Dataset items
···

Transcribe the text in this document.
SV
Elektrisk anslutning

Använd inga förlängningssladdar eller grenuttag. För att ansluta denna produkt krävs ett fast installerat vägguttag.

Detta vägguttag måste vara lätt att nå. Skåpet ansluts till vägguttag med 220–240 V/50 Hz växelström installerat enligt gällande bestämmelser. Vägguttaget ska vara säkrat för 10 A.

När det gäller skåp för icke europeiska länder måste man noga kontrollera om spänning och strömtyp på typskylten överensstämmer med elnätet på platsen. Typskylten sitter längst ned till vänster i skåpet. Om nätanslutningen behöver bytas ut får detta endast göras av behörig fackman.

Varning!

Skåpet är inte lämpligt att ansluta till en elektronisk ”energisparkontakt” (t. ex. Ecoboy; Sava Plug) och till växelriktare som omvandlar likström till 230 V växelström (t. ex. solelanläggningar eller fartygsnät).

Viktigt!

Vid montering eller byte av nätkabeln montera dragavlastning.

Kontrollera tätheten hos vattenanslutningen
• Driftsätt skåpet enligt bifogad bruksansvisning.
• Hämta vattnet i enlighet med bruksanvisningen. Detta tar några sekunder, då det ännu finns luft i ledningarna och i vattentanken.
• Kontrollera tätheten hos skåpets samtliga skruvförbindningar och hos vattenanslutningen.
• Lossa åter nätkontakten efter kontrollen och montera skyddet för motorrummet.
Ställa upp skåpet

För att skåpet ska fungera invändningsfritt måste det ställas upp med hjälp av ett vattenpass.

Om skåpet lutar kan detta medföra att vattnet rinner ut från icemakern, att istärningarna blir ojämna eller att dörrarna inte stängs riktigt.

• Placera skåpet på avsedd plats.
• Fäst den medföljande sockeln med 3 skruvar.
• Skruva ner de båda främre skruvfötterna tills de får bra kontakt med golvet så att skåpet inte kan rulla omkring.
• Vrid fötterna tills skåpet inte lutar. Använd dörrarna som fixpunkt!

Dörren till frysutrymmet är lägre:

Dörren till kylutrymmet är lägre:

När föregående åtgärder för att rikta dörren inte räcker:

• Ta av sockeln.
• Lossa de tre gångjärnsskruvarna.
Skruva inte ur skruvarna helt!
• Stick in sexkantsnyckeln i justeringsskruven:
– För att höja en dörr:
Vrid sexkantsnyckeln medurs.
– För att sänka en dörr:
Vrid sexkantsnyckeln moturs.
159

···

Task directions:
Look through the entries and return every line where "dörrarna" appears.

Task output:
Om skåpet lutar kan detta medföra att vattnet rinner ut från icemakern, att istärningarna blir ojämna eller att dörrarna inte stängs riktigt.
• Vrid fötterna tills skåpet inte lutar. Använd dörrarna som fixpunkt!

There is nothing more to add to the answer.